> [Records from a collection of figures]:
= = =
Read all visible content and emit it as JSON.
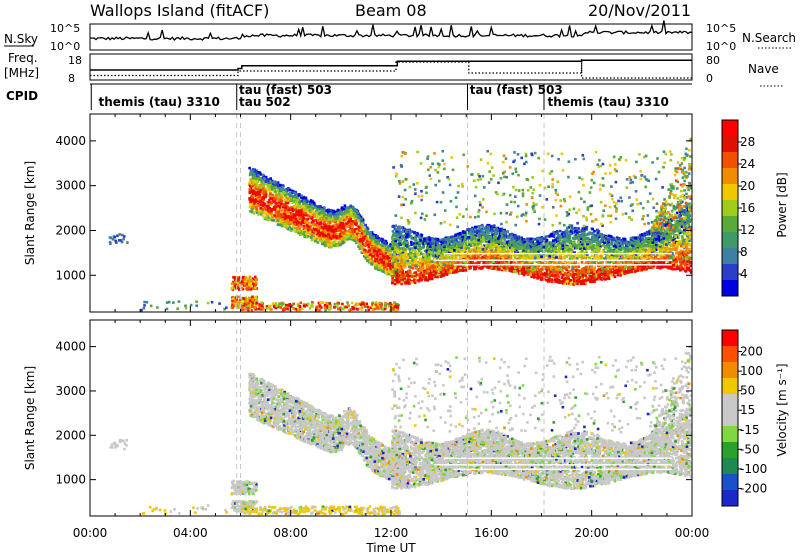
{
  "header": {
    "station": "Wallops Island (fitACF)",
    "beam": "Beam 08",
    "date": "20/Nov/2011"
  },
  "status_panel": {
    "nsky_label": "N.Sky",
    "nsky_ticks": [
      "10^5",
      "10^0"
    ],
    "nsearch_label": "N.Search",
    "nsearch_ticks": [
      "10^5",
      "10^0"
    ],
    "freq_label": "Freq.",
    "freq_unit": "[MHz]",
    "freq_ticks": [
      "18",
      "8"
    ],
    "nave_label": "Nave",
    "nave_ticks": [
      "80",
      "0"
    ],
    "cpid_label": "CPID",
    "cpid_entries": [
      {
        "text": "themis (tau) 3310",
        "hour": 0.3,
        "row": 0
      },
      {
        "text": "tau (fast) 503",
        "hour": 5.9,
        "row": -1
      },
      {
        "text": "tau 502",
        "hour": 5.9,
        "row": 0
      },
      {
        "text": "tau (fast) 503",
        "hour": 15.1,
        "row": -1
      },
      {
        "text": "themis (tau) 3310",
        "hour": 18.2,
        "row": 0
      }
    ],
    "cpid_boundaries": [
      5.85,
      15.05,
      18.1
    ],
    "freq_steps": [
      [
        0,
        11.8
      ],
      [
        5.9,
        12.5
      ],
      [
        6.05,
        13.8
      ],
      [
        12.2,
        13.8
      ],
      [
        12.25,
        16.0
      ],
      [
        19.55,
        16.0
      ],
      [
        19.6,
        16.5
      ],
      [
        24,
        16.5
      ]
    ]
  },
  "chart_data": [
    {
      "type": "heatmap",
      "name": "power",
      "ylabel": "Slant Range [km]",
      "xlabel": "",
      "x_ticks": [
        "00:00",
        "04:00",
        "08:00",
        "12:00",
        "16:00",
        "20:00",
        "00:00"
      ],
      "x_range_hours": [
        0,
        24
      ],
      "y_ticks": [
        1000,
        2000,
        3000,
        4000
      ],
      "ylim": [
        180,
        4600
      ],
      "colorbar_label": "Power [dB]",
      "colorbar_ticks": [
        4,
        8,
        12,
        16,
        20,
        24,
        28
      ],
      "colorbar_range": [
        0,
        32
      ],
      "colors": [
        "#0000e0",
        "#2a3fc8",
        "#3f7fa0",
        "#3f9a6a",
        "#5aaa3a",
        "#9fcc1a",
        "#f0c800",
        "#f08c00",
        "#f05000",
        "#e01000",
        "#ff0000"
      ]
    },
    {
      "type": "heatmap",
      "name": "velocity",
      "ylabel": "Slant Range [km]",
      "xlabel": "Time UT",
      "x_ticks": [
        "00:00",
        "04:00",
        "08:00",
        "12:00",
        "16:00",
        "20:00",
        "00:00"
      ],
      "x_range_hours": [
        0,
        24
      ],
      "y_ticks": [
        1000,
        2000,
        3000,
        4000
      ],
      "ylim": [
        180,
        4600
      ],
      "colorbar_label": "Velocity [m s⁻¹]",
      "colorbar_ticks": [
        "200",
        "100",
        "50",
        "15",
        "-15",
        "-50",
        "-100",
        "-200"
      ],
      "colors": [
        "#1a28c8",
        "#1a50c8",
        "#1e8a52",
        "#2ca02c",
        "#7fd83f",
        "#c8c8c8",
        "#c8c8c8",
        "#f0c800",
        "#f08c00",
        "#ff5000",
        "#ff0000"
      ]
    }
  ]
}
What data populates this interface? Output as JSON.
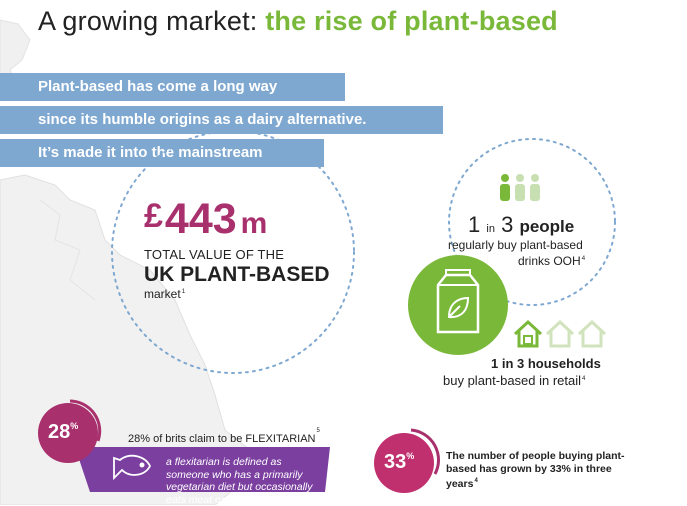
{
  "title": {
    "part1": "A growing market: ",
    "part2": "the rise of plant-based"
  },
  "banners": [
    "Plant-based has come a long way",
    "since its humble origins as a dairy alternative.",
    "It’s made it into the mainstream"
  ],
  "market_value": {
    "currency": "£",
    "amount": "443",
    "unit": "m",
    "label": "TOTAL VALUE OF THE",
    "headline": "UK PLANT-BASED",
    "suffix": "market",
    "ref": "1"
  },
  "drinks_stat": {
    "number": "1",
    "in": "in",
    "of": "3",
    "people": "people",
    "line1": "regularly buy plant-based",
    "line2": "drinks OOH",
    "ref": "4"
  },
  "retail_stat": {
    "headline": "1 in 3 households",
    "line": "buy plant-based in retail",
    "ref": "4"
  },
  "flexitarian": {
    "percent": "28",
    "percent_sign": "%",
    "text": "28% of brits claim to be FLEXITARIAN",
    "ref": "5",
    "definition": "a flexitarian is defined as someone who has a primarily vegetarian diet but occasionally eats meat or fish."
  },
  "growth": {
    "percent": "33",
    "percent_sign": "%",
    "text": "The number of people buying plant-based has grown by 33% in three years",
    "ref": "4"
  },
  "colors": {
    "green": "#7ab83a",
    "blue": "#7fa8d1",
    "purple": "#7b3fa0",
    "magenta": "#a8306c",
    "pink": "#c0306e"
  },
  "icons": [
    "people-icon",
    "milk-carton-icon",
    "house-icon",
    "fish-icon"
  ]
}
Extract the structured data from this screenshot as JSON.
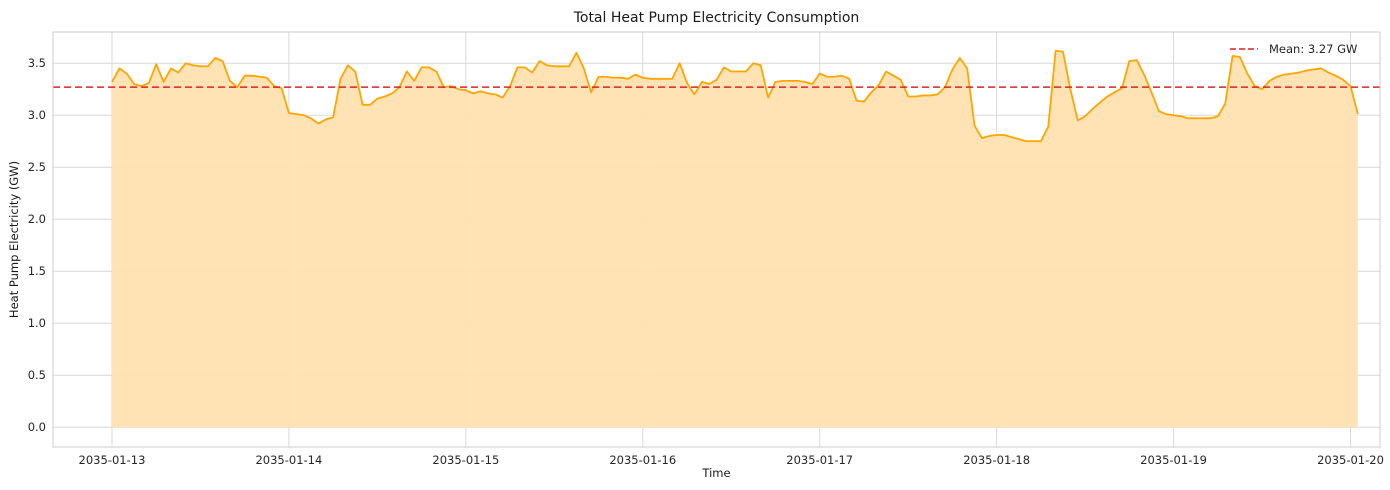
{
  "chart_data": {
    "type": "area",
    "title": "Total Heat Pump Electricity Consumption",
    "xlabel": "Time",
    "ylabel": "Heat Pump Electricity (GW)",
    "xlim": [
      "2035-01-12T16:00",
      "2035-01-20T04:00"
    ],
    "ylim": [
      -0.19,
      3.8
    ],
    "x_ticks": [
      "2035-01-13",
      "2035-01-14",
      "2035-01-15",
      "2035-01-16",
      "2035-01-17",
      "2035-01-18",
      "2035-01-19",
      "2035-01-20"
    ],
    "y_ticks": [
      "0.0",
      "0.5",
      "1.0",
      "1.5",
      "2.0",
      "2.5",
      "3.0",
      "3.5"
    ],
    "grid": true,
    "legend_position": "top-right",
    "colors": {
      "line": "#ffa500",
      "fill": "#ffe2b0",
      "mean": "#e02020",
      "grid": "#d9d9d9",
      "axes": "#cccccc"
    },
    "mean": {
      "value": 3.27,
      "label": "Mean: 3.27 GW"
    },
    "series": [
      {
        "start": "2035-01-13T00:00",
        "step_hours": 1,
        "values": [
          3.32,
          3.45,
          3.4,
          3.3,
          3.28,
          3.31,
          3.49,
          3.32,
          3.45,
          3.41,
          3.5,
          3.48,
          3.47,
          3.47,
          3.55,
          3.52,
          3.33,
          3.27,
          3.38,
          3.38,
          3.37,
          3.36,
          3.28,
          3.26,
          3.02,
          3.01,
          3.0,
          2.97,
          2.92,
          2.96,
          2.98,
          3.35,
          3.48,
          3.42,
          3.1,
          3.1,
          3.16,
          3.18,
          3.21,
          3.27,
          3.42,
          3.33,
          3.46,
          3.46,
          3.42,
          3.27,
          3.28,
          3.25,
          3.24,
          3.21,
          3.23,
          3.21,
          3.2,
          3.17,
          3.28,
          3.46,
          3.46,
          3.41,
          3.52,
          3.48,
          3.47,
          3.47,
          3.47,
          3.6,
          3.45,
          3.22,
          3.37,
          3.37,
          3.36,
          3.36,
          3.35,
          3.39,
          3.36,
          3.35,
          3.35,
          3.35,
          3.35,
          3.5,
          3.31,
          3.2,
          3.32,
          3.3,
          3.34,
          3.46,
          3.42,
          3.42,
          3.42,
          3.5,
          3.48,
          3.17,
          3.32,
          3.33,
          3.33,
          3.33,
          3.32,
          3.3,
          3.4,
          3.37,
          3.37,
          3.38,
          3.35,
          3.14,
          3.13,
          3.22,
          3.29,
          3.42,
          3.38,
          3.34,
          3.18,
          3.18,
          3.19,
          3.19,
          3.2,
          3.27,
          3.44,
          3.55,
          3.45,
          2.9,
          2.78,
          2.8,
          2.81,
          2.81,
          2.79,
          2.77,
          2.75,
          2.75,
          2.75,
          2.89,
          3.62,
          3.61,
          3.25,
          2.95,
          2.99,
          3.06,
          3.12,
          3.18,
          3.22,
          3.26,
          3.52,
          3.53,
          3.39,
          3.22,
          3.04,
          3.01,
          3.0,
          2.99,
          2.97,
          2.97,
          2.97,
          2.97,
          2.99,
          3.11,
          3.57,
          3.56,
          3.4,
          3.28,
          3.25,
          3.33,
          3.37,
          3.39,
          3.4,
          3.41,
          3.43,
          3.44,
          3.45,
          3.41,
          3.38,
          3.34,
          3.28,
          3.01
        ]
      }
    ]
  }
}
= = =
> [SET PROBLEM]: Return each full line of the entries that contains the word "this".

> [RESULT]:
What data populates this interface? Output as JSON.
Extract the structured data from this screenshot as JSON.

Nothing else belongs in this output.